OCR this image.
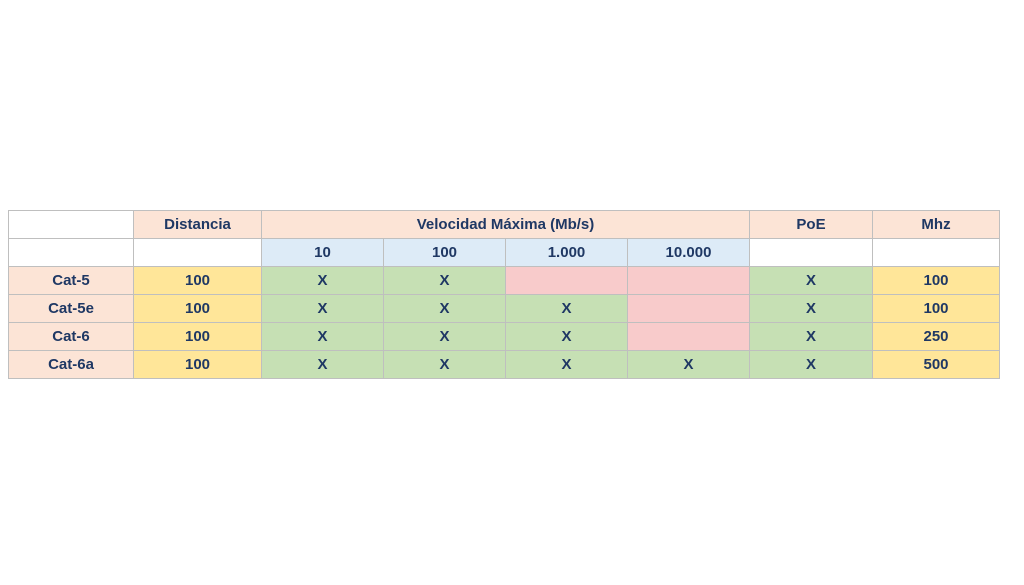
	Distancia	Velocidad Máxima (Mb/s)				PoE	Mhz
		10	100	1.000	10.000		
Cat-5	100	X	X			X	100
Cat-5e	100	X	X	X		X	100
Cat-6	100	X	X	X		X	250
Cat-6a	100	X	X	X	X	X	500
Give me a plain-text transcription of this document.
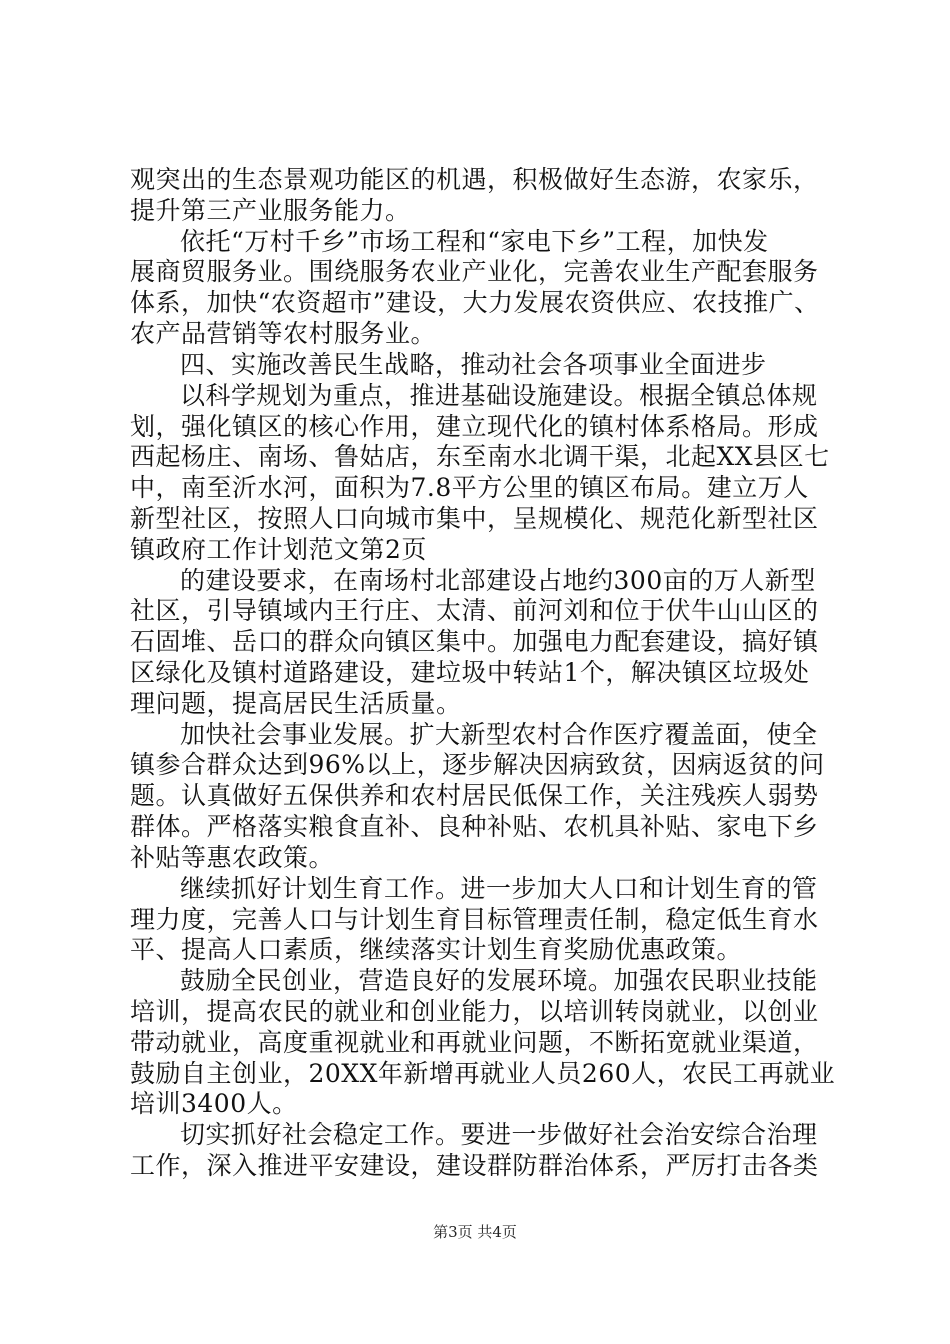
观突出的生态景观功能区的机遇，积极做好生态游，农家乐，
提升第三产业服务能力。
依托“万村千乡”市场工程和“家电下乡”工程，加快发
展商贸服务业。围绕服务农业产业化，完善农业生产配套服务
体系，加快“农资超市”建设，大力发展农资供应、农技推广、
农产品营销等农村服务业。
四、实施改善民生战略，推动社会各项事业全面进步
以科学规划为重点，推进基础设施建设。根据全镇总体规
划，强化镇区的核心作用，建立现代化的镇村体系格局。形成
西起杨庄、南场、鲁姑店，东至南水北调干渠，北起XX县区七
中，南至沂水河，面积为7.8平方公里的镇区布局。建立万人
新型社区，按照人口向城市集中，呈规模化、规范化新型社区
镇政府工作计划范文第2页
的建设要求，在南场村北部建设占地约300亩的万人新型
社区，引导镇域内王行庄、太清、前河刘和位于伏牛山山区的
石固堆、岳口的群众向镇区集中。加强电力配套建设，搞好镇
区绿化及镇村道路建设，建垃圾中转站1个，解决镇区垃圾处
理问题，提高居民生活质量。
加快社会事业发展。扩大新型农村合作医疗覆盖面，使全
镇参合群众达到96%以上，逐步解决因病致贫，因病返贫的问
题。认真做好五保供养和农村居民低保工作，关注残疾人弱势
群体。严格落实粮食直补、良种补贴、农机具补贴、家电下乡
补贴等惠农政策。
继续抓好计划生育工作。进一步加大人口和计划生育的管
理力度，完善人口与计划生育目标管理责任制，稳定低生育水
平、提高人口素质，继续落实计划生育奖励优惠政策。
鼓励全民创业，营造良好的发展环境。加强农民职业技能
培训，提高农民的就业和创业能力，以培训转岗就业，以创业
带动就业，高度重视就业和再就业问题，不断拓宽就业渠道，
鼓励自主创业，20XX年新增再就业人员260人，农民工再就业
培训3400人。
切实抓好社会稳定工作。要进一步做好社会治安综合治理
工作，深入推进平安建设，建设群防群治体系，严厉打击各类
第3页 共4页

= = = = =

Problem to solve = Restate the whole of the material word for word without the pictures.

Written response =
OCR this image.
	Distancia	Velocidad Máxima (Mb/s)				PoE	Mhz
		10	100	1.000	10.000		
Cat-5	100	X	X			X	100
Cat-5e	100	X	X	X		X	100
Cat-6	100	X	X	X		X	250
Cat-6a	100	X	X	X	X	X	500
Give me a plain-text transcription of this document.
观突出的生态景观功能区的机遇，积极做好生态游，农家乐，
提升第三产业服务能力。
依托“万村千乡”市场工程和“家电下乡”工程，加快发
展商贸服务业。围绕服务农业产业化，完善农业生产配套服务
体系，加快“农资超市”建设，大力发展农资供应、农技推广、
农产品营销等农村服务业。
四、实施改善民生战略，推动社会各项事业全面进步
以科学规划为重点，推进基础设施建设。根据全镇总体规
划，强化镇区的核心作用，建立现代化的镇村体系格局。形成
西起杨庄、南场、鲁姑店，东至南水北调干渠，北起XX县区七
中，南至沂水河，面积为7.8平方公里的镇区布局。建立万人
新型社区，按照人口向城市集中，呈规模化、规范化新型社区
镇政府工作计划范文第2页
的建设要求，在南场村北部建设占地约300亩的万人新型
社区，引导镇域内王行庄、太清、前河刘和位于伏牛山山区的
石固堆、岳口的群众向镇区集中。加强电力配套建设，搞好镇
区绿化及镇村道路建设，建垃圾中转站1个，解决镇区垃圾处
理问题，提高居民生活质量。
加快社会事业发展。扩大新型农村合作医疗覆盖面，使全
镇参合群众达到96%以上，逐步解决因病致贫，因病返贫的问
题。认真做好五保供养和农村居民低保工作，关注残疾人弱势
群体。严格落实粮食直补、良种补贴、农机具补贴、家电下乡
补贴等惠农政策。
继续抓好计划生育工作。进一步加大人口和计划生育的管
理力度，完善人口与计划生育目标管理责任制，稳定低生育水
平、提高人口素质，继续落实计划生育奖励优惠政策。
鼓励全民创业，营造良好的发展环境。加强农民职业技能
培训，提高农民的就业和创业能力，以培训转岗就业，以创业
带动就业，高度重视就业和再就业问题，不断拓宽就业渠道，
鼓励自主创业，20XX年新增再就业人员260人，农民工再就业
培训3400人。
切实抓好社会稳定工作。要进一步做好社会治安综合治理
工作，深入推进平安建设，建设群防群治体系，严厉打击各类
第3页 共4页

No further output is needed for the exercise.